+++ Recorded information +++
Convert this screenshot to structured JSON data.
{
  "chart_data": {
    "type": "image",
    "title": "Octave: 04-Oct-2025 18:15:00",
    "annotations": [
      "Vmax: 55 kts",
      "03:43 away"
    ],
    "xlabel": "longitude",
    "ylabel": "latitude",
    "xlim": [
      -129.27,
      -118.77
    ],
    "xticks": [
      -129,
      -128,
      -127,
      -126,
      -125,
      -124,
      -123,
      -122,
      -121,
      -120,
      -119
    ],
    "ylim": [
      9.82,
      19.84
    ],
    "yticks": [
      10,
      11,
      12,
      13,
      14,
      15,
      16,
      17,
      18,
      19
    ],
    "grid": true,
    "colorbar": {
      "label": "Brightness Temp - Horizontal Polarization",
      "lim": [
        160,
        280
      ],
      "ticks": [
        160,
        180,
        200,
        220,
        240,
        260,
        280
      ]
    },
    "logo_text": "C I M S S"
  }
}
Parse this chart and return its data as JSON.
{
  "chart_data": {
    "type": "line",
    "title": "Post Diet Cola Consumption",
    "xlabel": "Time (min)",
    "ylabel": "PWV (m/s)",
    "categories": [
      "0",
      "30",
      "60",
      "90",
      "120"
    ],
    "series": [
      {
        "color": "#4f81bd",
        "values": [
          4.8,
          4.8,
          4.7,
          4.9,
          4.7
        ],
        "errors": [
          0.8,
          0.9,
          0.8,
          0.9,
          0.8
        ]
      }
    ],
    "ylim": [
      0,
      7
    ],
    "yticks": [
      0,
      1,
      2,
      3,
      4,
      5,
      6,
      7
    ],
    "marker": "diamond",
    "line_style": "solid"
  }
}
+++
### Problem
Reproduce all of the entries word for word.

### Exercise result
Convert this screenshot to structured JSON data.
{
  "chart_data": {
    "type": "image",
    "title": "Octave: 04-Oct-2025 18:15:00",
    "annotations": [
      "Vmax: 55 kts",
      "03:43 away"
    ],
    "xlabel": "longitude",
    "ylabel": "latitude",
    "xlim": [
      -129.27,
      -118.77
    ],
    "xticks": [
      -129,
      -128,
      -127,
      -126,
      -125,
      -124,
      -123,
      -122,
      -121,
      -120,
      -119
    ],
    "ylim": [
      9.82,
      19.84
    ],
    "yticks": [
      10,
      11,
      12,
      13,
      14,
      15,
      16,
      17,
      18,
      19
    ],
    "grid": true,
    "colorbar": {
      "label": "Brightness Temp - Horizontal Polarization",
      "lim": [
        160,
        280
      ],
      "ticks": [
        160,
        180,
        200,
        220,
        240,
        260,
        280
      ]
    },
    "logo_text": "C I M S S"
  }
}
Parse this chart and return its data as JSON.
{
  "chart_data": {
    "type": "line",
    "title": "Post Diet Cola Consumption",
    "xlabel": "Time (min)",
    "ylabel": "PWV (m/s)",
    "categories": [
      "0",
      "30",
      "60",
      "90",
      "120"
    ],
    "series": [
      {
        "color": "#4f81bd",
        "values": [
          4.8,
          4.8,
          4.7,
          4.9,
          4.7
        ],
        "errors": [
          0.8,
          0.9,
          0.8,
          0.9,
          0.8
        ]
      }
    ],
    "ylim": [
      0,
      7
    ],
    "yticks": [
      0,
      1,
      2,
      3,
      4,
      5,
      6,
      7
    ],
    "marker": "diamond",
    "line_style": "solid"
  }
}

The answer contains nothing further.